"""

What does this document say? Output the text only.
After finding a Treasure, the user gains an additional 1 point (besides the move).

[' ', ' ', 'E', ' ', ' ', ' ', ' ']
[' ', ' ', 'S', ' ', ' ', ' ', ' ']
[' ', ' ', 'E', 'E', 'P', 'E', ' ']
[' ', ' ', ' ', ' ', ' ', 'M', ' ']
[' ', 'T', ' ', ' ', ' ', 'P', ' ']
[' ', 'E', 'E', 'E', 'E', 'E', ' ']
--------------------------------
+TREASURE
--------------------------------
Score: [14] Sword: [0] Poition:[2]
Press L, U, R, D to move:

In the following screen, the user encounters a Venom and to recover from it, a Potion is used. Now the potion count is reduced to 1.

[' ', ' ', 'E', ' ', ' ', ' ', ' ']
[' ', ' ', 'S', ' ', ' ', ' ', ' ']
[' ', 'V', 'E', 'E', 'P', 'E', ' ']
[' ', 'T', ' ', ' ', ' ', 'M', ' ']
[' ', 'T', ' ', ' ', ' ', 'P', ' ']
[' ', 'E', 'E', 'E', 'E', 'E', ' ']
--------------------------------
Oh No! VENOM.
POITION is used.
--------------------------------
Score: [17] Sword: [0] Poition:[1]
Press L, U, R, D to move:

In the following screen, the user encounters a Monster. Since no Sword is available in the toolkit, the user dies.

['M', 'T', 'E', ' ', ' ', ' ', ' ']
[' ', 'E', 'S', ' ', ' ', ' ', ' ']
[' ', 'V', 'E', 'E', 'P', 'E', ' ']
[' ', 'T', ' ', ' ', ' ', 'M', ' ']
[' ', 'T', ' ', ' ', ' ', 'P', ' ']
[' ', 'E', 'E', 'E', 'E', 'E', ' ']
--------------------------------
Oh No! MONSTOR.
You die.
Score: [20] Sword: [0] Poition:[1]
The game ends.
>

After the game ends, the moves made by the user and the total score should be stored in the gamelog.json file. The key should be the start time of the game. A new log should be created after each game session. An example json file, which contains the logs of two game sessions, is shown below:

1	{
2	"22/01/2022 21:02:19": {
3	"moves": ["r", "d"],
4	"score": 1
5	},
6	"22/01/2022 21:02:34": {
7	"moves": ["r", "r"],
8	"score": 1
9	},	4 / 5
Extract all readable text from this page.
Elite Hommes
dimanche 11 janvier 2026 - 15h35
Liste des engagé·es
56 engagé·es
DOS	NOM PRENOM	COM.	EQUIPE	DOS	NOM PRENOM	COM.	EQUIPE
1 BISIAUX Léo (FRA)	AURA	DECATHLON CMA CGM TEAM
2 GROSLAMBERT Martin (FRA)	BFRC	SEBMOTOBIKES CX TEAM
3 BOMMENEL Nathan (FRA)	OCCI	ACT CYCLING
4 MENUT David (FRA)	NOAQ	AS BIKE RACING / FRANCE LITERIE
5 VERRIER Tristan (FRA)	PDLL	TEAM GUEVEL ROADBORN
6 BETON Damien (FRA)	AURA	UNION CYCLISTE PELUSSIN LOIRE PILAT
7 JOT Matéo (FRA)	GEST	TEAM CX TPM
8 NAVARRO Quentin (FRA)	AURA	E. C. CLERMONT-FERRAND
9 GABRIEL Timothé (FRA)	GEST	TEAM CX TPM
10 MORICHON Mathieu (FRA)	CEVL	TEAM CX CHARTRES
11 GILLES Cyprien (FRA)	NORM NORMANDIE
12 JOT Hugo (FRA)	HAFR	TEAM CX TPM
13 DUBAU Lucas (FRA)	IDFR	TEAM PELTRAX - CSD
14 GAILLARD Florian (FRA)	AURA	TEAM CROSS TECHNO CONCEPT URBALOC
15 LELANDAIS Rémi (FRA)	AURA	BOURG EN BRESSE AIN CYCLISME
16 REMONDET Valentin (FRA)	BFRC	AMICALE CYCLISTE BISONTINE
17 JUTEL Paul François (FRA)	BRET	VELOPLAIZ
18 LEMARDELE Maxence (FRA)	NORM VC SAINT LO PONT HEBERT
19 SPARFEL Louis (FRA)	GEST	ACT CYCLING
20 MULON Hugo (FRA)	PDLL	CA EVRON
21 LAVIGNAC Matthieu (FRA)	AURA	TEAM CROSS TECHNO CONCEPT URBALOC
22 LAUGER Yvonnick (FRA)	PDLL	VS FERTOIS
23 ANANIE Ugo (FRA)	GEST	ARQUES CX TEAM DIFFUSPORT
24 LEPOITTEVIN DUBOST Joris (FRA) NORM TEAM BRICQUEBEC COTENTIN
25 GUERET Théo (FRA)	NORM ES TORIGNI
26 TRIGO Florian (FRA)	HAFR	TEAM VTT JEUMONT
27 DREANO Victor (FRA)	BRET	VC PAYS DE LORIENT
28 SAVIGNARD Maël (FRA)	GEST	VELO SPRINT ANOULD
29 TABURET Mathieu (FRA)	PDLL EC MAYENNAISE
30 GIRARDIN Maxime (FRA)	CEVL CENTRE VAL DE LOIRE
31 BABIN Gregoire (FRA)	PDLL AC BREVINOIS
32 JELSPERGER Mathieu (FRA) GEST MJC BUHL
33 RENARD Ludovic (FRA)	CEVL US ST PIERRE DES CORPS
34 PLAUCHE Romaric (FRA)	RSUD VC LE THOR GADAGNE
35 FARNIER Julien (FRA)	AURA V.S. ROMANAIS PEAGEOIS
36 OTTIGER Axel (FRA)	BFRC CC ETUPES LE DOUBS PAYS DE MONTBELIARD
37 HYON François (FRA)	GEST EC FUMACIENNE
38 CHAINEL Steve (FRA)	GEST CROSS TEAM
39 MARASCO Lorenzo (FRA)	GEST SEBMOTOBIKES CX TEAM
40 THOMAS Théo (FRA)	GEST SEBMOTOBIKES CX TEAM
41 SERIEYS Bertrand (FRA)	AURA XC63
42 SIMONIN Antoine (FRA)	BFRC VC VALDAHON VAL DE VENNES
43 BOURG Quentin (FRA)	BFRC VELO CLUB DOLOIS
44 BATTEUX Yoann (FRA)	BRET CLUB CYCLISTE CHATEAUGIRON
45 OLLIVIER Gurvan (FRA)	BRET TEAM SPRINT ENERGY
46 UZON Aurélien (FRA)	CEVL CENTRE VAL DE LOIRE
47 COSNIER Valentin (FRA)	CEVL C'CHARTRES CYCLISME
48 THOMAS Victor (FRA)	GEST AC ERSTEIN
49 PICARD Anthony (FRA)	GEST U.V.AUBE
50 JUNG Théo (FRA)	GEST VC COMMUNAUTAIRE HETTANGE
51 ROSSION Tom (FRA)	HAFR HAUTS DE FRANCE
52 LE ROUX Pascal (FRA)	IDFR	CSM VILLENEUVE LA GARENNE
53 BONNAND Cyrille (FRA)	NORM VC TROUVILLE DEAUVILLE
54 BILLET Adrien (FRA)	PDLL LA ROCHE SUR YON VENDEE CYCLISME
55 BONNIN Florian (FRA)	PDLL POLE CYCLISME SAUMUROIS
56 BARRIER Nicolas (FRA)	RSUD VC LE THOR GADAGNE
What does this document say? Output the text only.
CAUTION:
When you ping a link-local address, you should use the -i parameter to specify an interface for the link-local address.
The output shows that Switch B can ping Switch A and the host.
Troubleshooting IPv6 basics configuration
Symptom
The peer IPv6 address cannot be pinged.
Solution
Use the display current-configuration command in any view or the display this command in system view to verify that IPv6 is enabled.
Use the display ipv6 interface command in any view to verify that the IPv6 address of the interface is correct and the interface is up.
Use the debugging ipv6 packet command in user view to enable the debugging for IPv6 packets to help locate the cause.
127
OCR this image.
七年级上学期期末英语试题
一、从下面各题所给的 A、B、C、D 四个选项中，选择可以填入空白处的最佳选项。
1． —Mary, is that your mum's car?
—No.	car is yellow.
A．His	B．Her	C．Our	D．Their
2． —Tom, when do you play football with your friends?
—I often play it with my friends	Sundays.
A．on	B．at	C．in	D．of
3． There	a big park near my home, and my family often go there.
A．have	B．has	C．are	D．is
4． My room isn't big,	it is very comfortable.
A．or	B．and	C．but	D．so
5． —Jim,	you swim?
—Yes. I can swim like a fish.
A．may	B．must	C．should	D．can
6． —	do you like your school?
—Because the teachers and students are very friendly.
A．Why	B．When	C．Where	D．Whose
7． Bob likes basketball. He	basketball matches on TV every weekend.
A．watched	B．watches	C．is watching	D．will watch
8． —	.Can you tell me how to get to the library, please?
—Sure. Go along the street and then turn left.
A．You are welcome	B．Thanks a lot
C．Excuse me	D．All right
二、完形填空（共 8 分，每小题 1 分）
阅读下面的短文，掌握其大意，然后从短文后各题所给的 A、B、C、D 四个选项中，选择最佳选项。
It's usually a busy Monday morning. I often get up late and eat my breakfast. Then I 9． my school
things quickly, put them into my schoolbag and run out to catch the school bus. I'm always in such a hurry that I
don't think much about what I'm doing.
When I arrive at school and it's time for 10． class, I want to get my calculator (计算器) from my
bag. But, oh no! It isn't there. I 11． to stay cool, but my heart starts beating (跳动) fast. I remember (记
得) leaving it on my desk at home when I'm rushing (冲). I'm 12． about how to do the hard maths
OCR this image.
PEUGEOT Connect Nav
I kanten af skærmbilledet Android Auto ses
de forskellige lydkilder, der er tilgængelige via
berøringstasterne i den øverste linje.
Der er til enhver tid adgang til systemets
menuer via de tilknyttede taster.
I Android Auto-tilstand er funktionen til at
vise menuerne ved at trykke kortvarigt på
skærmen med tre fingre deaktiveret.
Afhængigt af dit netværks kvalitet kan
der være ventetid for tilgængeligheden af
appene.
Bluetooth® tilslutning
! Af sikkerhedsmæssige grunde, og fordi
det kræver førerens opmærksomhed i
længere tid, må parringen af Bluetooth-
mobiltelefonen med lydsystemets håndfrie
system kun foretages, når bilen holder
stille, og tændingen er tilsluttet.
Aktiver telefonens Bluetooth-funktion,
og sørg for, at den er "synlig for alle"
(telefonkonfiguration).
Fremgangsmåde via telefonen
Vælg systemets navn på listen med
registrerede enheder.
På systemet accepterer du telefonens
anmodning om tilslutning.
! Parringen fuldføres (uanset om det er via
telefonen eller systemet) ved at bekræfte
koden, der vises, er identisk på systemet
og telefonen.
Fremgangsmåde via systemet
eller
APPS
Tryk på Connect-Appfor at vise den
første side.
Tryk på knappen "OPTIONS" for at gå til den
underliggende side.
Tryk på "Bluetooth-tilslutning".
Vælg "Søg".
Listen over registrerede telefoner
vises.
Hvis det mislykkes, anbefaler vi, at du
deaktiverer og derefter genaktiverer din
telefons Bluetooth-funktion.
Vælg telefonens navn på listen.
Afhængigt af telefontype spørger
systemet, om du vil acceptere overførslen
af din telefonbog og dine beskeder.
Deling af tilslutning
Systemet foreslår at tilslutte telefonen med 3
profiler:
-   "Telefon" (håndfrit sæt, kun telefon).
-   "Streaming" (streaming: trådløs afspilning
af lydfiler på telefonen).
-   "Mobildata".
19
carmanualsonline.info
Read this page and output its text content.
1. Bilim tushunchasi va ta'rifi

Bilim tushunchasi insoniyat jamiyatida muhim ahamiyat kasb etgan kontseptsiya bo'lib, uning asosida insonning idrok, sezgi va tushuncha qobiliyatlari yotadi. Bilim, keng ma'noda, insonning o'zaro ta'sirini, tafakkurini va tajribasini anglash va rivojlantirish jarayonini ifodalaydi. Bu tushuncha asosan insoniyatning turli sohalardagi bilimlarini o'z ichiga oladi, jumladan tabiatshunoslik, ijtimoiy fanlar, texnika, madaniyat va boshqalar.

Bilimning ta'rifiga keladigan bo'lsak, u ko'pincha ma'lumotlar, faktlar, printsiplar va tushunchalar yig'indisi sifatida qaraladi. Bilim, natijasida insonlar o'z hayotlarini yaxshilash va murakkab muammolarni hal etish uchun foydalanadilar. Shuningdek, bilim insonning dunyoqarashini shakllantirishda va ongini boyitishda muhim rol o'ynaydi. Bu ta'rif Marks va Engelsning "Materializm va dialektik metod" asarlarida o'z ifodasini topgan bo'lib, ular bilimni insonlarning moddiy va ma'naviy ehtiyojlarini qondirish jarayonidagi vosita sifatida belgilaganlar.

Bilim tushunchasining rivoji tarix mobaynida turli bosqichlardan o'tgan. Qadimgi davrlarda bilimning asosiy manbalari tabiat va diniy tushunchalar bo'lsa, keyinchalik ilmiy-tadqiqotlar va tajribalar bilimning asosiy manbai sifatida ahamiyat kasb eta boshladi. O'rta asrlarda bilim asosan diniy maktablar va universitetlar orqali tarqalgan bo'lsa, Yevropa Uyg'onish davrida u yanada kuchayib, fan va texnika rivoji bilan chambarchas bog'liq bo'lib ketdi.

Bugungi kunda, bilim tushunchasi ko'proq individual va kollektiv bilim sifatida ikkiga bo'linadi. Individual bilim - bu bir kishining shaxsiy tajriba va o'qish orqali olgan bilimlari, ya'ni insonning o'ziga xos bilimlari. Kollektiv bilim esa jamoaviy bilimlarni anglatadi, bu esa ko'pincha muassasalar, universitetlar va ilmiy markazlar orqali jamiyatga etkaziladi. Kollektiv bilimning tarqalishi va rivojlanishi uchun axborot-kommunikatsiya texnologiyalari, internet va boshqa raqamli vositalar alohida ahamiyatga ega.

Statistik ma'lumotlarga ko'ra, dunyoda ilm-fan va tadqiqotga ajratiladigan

"""

Task statement —
From the data above, copy each line that has the string "Fremgangsmåde".

Correct answer —
Fremgangsmåde via telefonen
Fremgangsmåde via systemet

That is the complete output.